▶ Written request
Exactly as written, quote every line that follows, skipping the images.

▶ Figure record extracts
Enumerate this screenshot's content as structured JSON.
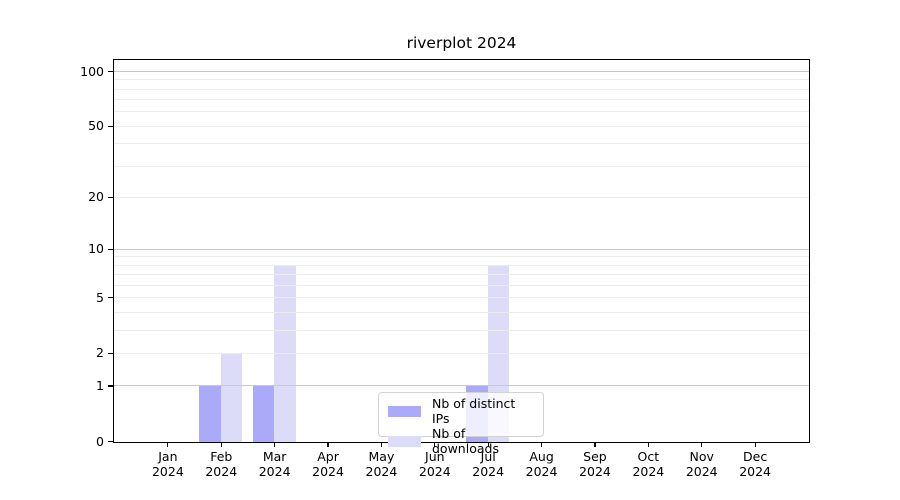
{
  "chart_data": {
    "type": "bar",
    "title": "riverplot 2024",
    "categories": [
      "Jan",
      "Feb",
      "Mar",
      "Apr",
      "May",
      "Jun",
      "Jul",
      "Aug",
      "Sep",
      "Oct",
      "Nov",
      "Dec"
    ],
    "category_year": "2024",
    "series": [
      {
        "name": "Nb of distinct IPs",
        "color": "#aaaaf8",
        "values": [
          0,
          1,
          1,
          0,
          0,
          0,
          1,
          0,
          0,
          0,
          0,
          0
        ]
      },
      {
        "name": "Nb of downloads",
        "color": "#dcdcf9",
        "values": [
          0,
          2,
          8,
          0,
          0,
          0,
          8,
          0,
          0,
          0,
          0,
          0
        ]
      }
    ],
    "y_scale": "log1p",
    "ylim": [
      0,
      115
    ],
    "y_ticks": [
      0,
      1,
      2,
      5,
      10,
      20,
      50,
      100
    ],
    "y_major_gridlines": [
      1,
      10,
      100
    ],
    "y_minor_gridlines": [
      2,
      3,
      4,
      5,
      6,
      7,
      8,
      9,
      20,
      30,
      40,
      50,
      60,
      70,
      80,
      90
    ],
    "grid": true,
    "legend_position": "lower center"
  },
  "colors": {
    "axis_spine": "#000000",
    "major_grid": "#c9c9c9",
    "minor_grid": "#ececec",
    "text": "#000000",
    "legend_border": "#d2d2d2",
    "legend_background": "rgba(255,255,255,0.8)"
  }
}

▶ The response
Enumerate this screenshot's content as structured JSON.
{
  "chart_data": {
    "type": "bar",
    "title": "riverplot 2024",
    "categories": [
      "Jan",
      "Feb",
      "Mar",
      "Apr",
      "May",
      "Jun",
      "Jul",
      "Aug",
      "Sep",
      "Oct",
      "Nov",
      "Dec"
    ],
    "category_year": "2024",
    "series": [
      {
        "name": "Nb of distinct IPs",
        "color": "#aaaaf8",
        "values": [
          0,
          1,
          1,
          0,
          0,
          0,
          1,
          0,
          0,
          0,
          0,
          0
        ]
      },
      {
        "name": "Nb of downloads",
        "color": "#dcdcf9",
        "values": [
          0,
          2,
          8,
          0,
          0,
          0,
          8,
          0,
          0,
          0,
          0,
          0
        ]
      }
    ],
    "y_scale": "log1p",
    "ylim": [
      0,
      115
    ],
    "y_ticks": [
      0,
      1,
      2,
      5,
      10,
      20,
      50,
      100
    ],
    "y_major_gridlines": [
      1,
      10,
      100
    ],
    "y_minor_gridlines": [
      2,
      3,
      4,
      5,
      6,
      7,
      8,
      9,
      20,
      30,
      40,
      50,
      60,
      70,
      80,
      90
    ],
    "grid": true,
    "legend_position": "lower center"
  },
  "colors": {
    "axis_spine": "#000000",
    "major_grid": "#c9c9c9",
    "minor_grid": "#ececec",
    "text": "#000000",
    "legend_border": "#d2d2d2",
    "legend_background": "rgba(255,255,255,0.8)"
  }
}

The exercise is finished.